## Requirements
Write out the full set of records exactly. Any pictures in them do not belong in the copy.

Stored items:
※ ※ ※

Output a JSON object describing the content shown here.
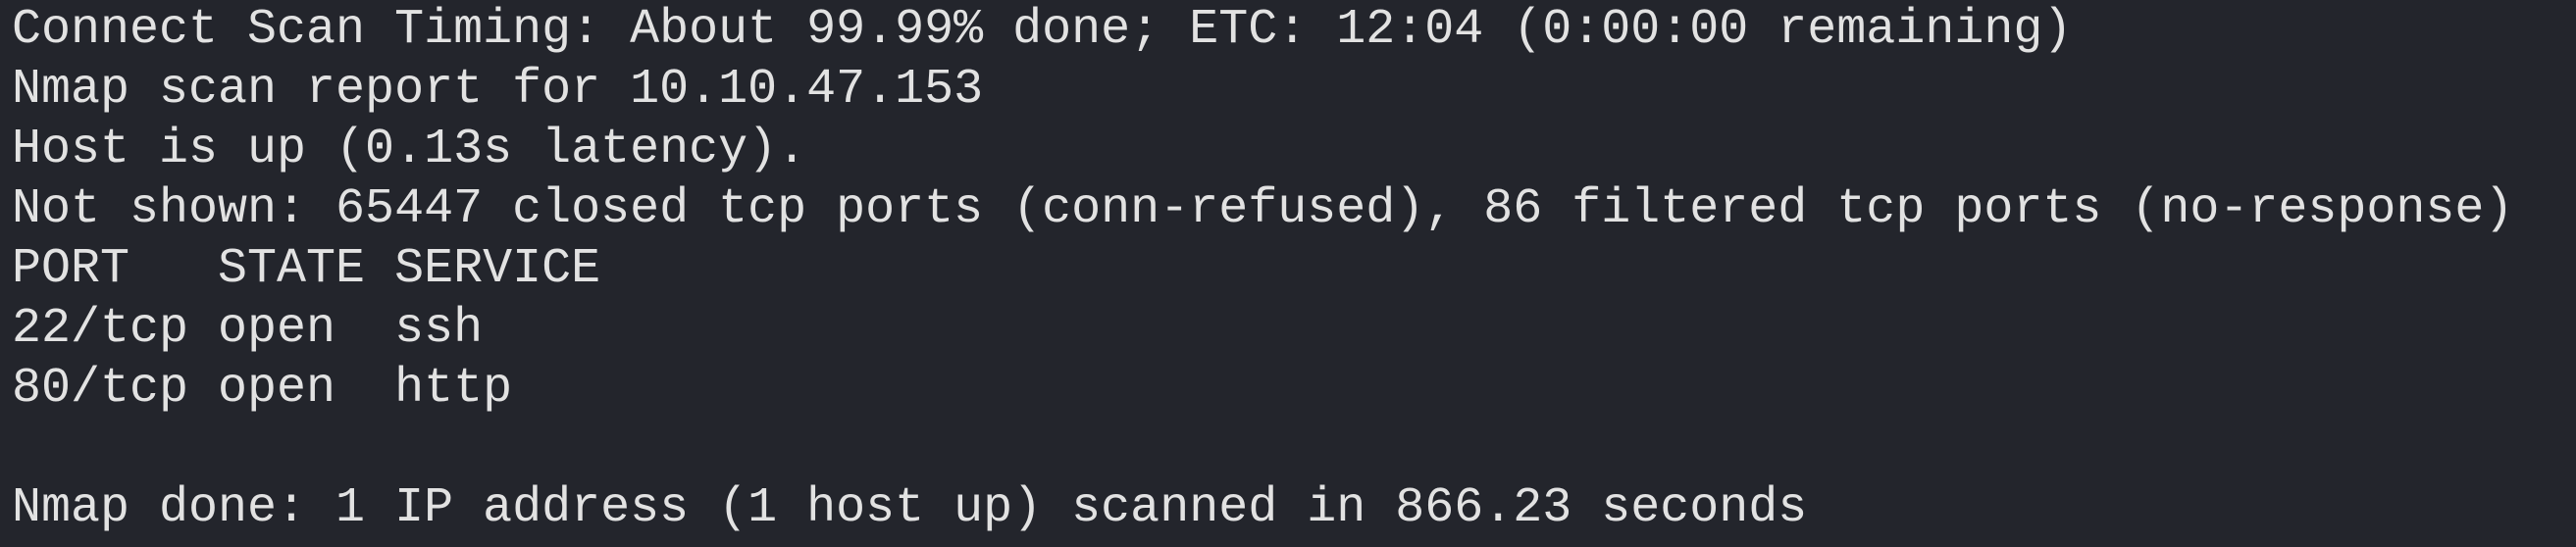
{
  "terminal": {
    "lines": [
      "Connect Scan Timing: About 99.99% done; ETC: 12:04 (0:00:00 remaining)",
      "Nmap scan report for 10.10.47.153",
      "Host is up (0.13s latency).",
      "Not shown: 65447 closed tcp ports (conn-refused), 86 filtered tcp ports (no-response)",
      "PORT   STATE SERVICE",
      "22/tcp open  ssh",
      "80/tcp open  http",
      "",
      "Nmap done: 1 IP address (1 host up) scanned in 866.23 seconds"
    ]
  },
  "colors": {
    "background": "#23252c",
    "text": "#e2e2e2"
  }
}
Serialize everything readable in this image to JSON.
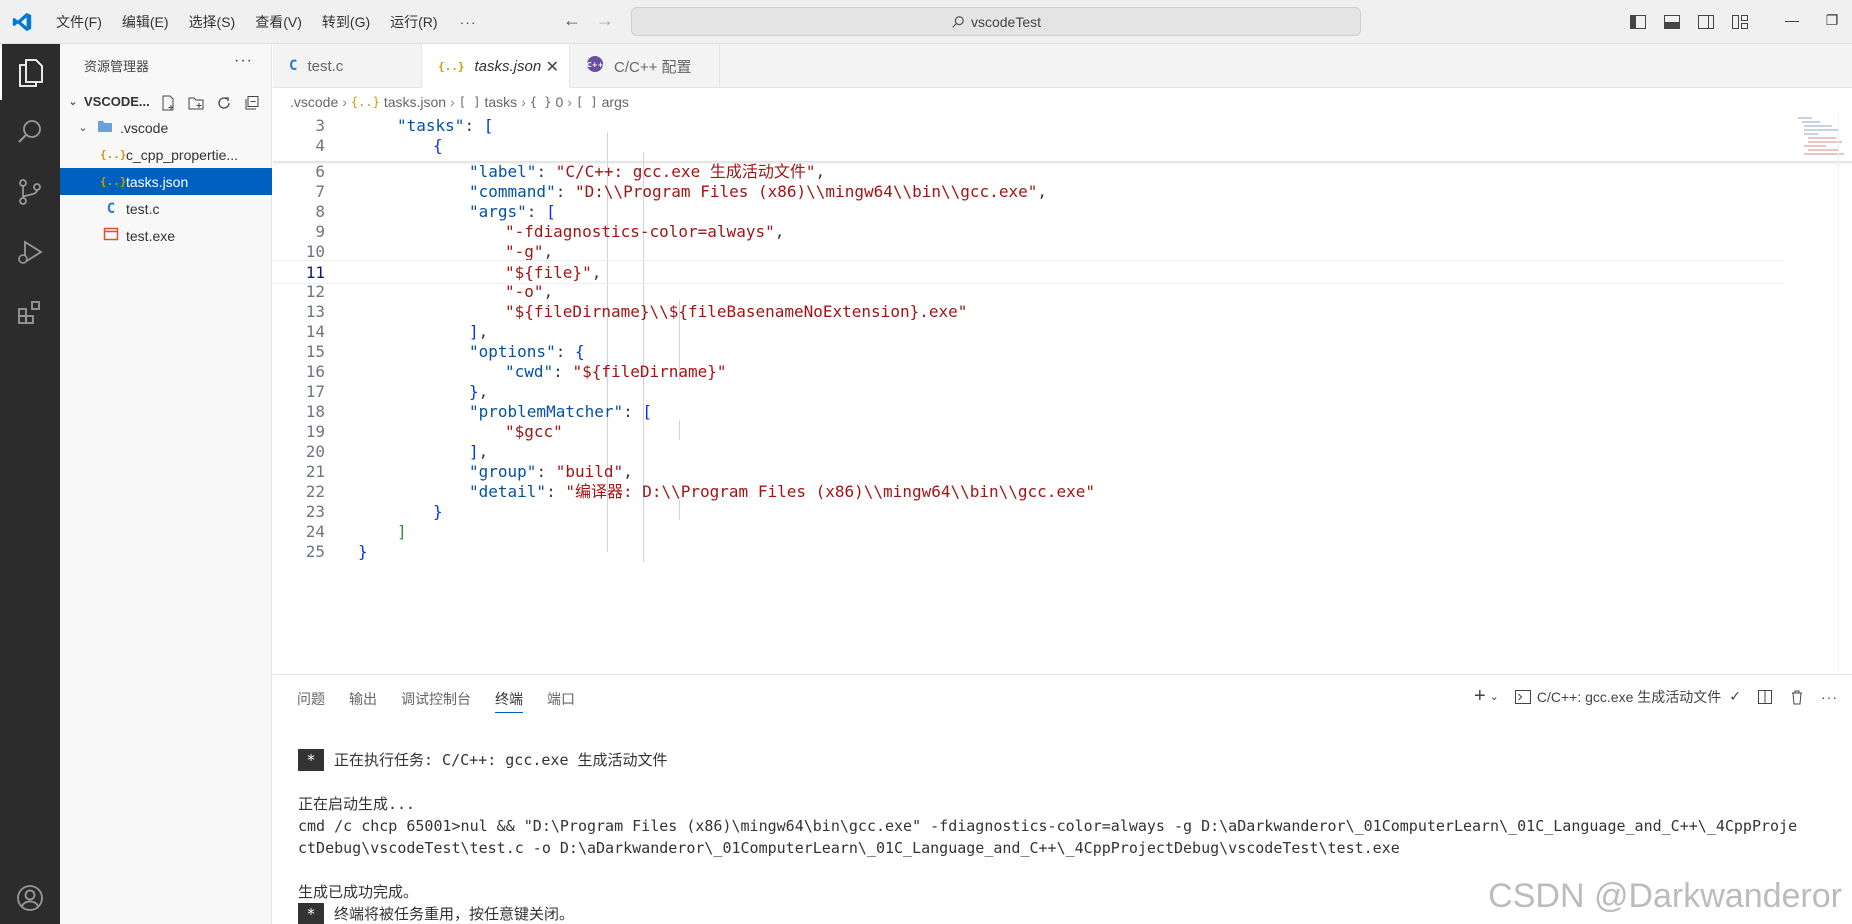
{
  "titlebar": {
    "menus": [
      "文件(F)",
      "编辑(E)",
      "选择(S)",
      "查看(V)",
      "转到(G)",
      "运行(R)"
    ],
    "more": "···",
    "search_text": "vscodeTest"
  },
  "sidebar": {
    "title": "资源管理器",
    "more": "···",
    "items": [
      {
        "label": "VSCODE...",
        "icon": "chevron-down-icon"
      },
      {
        "label": ".vscode",
        "icon": "folder-vscode-icon"
      },
      {
        "label": "c_cpp_propertie...",
        "icon": "json-file-icon",
        "icon_text": "{..}"
      },
      {
        "label": "tasks.json",
        "icon": "json-file-icon",
        "icon_text": "{..}"
      },
      {
        "label": "test.c",
        "icon": "c-file-icon",
        "icon_text": "C"
      },
      {
        "label": "test.exe",
        "icon": "exe-file-icon"
      }
    ]
  },
  "tabs": [
    {
      "label": "test.c",
      "icon_text": "C"
    },
    {
      "label": "tasks.json",
      "icon_text": "{..}",
      "close": "✕"
    },
    {
      "label": "C/C++ 配置"
    }
  ],
  "breadcrumb": [
    {
      "label": ".vscode"
    },
    {
      "label": "tasks.json",
      "icon_text": "{..}"
    },
    {
      "label": "tasks",
      "icon_text": "[ ]"
    },
    {
      "label": "0",
      "icon_text": "{ }"
    },
    {
      "label": "args",
      "icon_text": "[ ]"
    }
  ],
  "editor": {
    "current_line": "11",
    "lines": [
      {
        "n": "3",
        "text": "\"tasks\": ["
      },
      {
        "n": "4",
        "text": "{"
      },
      {
        "n": "6",
        "text": "\"label\": \"C/C++: gcc.exe 生成活动文件\","
      },
      {
        "n": "7",
        "text": "\"command\": \"D:\\\\Program Files (x86)\\\\mingw64\\\\bin\\\\gcc.exe\","
      },
      {
        "n": "8",
        "text": "\"args\": ["
      },
      {
        "n": "9",
        "text": "\"-fdiagnostics-color=always\","
      },
      {
        "n": "10",
        "text": "\"-g\","
      },
      {
        "n": "11",
        "text": "\"${file}\","
      },
      {
        "n": "12",
        "text": "\"-o\","
      },
      {
        "n": "13",
        "text": "\"${fileDirname}\\\\${fileBasenameNoExtension}.exe\""
      },
      {
        "n": "14",
        "text": "],"
      },
      {
        "n": "15",
        "text": "\"options\": {"
      },
      {
        "n": "16",
        "text": "\"cwd\": \"${fileDirname}\""
      },
      {
        "n": "17",
        "text": "},"
      },
      {
        "n": "18",
        "text": "\"problemMatcher\": ["
      },
      {
        "n": "19",
        "text": "\"$gcc\""
      },
      {
        "n": "20",
        "text": "],"
      },
      {
        "n": "21",
        "text": "\"group\": \"build\","
      },
      {
        "n": "22",
        "text": "\"detail\": \"编译器: D:\\\\Program Files (x86)\\\\mingw64\\\\bin\\\\gcc.exe\""
      },
      {
        "n": "23",
        "text": "}"
      },
      {
        "n": "24",
        "text": "]"
      },
      {
        "n": "25",
        "text": "}"
      }
    ]
  },
  "panel": {
    "tabs": [
      "问题",
      "输出",
      "调试控制台",
      "终端",
      "端口"
    ],
    "active_tab": "终端",
    "terminal_name": "C/C++: gcc.exe 生成活动文件",
    "terminal_lines": [
      {
        "star": "*",
        "text": "正在执行任务: C/C++: gcc.exe 生成活动文件"
      },
      {
        "text": ""
      },
      {
        "text": "正在启动生成..."
      },
      {
        "text": "cmd /c chcp 65001>nul && \"D:\\Program Files (x86)\\mingw64\\bin\\gcc.exe\" -fdiagnostics-color=always -g D:\\aDarkwanderor\\_01ComputerLearn\\_01C_Language_and_C++\\_4CppProje"
      },
      {
        "text": "ctDebug\\vscodeTest\\test.c -o D:\\aDarkwanderor\\_01ComputerLearn\\_01C_Language_and_C++\\_4CppProjectDebug\\vscodeTest\\test.exe"
      },
      {
        "text": ""
      },
      {
        "text": "生成已成功完成。"
      },
      {
        "star": "*",
        "text": "终端将被任务重用，按任意键关闭。"
      }
    ]
  },
  "watermark": "CSDN @Darkwanderor",
  "colors": {
    "accent": "#0060c0",
    "activity_bar": "#2c2c2c",
    "key": "#0451a5",
    "string": "#a31515"
  }
}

※ ※ ※

## Written answer
Output a JSON object describing the content shown here.
{
  "terminal": {
    "lines": [
      "Connect Scan Timing: About 99.99% done; ETC: 12:04 (0:00:00 remaining)",
      "Nmap scan report for 10.10.47.153",
      "Host is up (0.13s latency).",
      "Not shown: 65447 closed tcp ports (conn-refused), 86 filtered tcp ports (no-response)",
      "PORT   STATE SERVICE",
      "22/tcp open  ssh",
      "80/tcp open  http",
      "",
      "Nmap done: 1 IP address (1 host up) scanned in 866.23 seconds"
    ]
  },
  "colors": {
    "background": "#23252c",
    "text": "#e2e2e2"
  }
}
Serialize everything readable in this image to JSON.
{
  "titlebar": {
    "menus": [
      "文件(F)",
      "编辑(E)",
      "选择(S)",
      "查看(V)",
      "转到(G)",
      "运行(R)"
    ],
    "more": "···",
    "search_text": "vscodeTest"
  },
  "sidebar": {
    "title": "资源管理器",
    "more": "···",
    "items": [
      {
        "label": "VSCODE...",
        "icon": "chevron-down-icon"
      },
      {
        "label": ".vscode",
        "icon": "folder-vscode-icon"
      },
      {
        "label": "c_cpp_propertie...",
        "icon": "json-file-icon",
        "icon_text": "{..}"
      },
      {
        "label": "tasks.json",
        "icon": "json-file-icon",
        "icon_text": "{..}"
      },
      {
        "label": "test.c",
        "icon": "c-file-icon",
        "icon_text": "C"
      },
      {
        "label": "test.exe",
        "icon": "exe-file-icon"
      }
    ]
  },
  "tabs": [
    {
      "label": "test.c",
      "icon_text": "C"
    },
    {
      "label": "tasks.json",
      "icon_text": "{..}",
      "close": "✕"
    },
    {
      "label": "C/C++ 配置"
    }
  ],
  "breadcrumb": [
    {
      "label": ".vscode"
    },
    {
      "label": "tasks.json",
      "icon_text": "{..}"
    },
    {
      "label": "tasks",
      "icon_text": "[ ]"
    },
    {
      "label": "0",
      "icon_text": "{ }"
    },
    {
      "label": "args",
      "icon_text": "[ ]"
    }
  ],
  "editor": {
    "current_line": "11",
    "lines": [
      {
        "n": "3",
        "text": "\"tasks\": ["
      },
      {
        "n": "4",
        "text": "{"
      },
      {
        "n": "6",
        "text": "\"label\": \"C/C++: gcc.exe 生成活动文件\","
      },
      {
        "n": "7",
        "text": "\"command\": \"D:\\\\Program Files (x86)\\\\mingw64\\\\bin\\\\gcc.exe\","
      },
      {
        "n": "8",
        "text": "\"args\": ["
      },
      {
        "n": "9",
        "text": "\"-fdiagnostics-color=always\","
      },
      {
        "n": "10",
        "text": "\"-g\","
      },
      {
        "n": "11",
        "text": "\"${file}\","
      },
      {
        "n": "12",
        "text": "\"-o\","
      },
      {
        "n": "13",
        "text": "\"${fileDirname}\\\\${fileBasenameNoExtension}.exe\""
      },
      {
        "n": "14",
        "text": "],"
      },
      {
        "n": "15",
        "text": "\"options\": {"
      },
      {
        "n": "16",
        "text": "\"cwd\": \"${fileDirname}\""
      },
      {
        "n": "17",
        "text": "},"
      },
      {
        "n": "18",
        "text": "\"problemMatcher\": ["
      },
      {
        "n": "19",
        "text": "\"$gcc\""
      },
      {
        "n": "20",
        "text": "],"
      },
      {
        "n": "21",
        "text": "\"group\": \"build\","
      },
      {
        "n": "22",
        "text": "\"detail\": \"编译器: D:\\\\Program Files (x86)\\\\mingw64\\\\bin\\\\gcc.exe\""
      },
      {
        "n": "23",
        "text": "}"
      },
      {
        "n": "24",
        "text": "]"
      },
      {
        "n": "25",
        "text": "}"
      }
    ]
  },
  "panel": {
    "tabs": [
      "问题",
      "输出",
      "调试控制台",
      "终端",
      "端口"
    ],
    "active_tab": "终端",
    "terminal_name": "C/C++: gcc.exe 生成活动文件",
    "terminal_lines": [
      {
        "star": "*",
        "text": "正在执行任务: C/C++: gcc.exe 生成活动文件"
      },
      {
        "text": ""
      },
      {
        "text": "正在启动生成..."
      },
      {
        "text": "cmd /c chcp 65001>nul && \"D:\\Program Files (x86)\\mingw64\\bin\\gcc.exe\" -fdiagnostics-color=always -g D:\\aDarkwanderor\\_01ComputerLearn\\_01C_Language_and_C++\\_4CppProje"
      },
      {
        "text": "ctDebug\\vscodeTest\\test.c -o D:\\aDarkwanderor\\_01ComputerLearn\\_01C_Language_and_C++\\_4CppProjectDebug\\vscodeTest\\test.exe"
      },
      {
        "text": ""
      },
      {
        "text": "生成已成功完成。"
      },
      {
        "star": "*",
        "text": "终端将被任务重用，按任意键关闭。"
      }
    ]
  },
  "watermark": "CSDN @Darkwanderor",
  "colors": {
    "accent": "#0060c0",
    "activity_bar": "#2c2c2c",
    "key": "#0451a5",
    "string": "#a31515"
  }
}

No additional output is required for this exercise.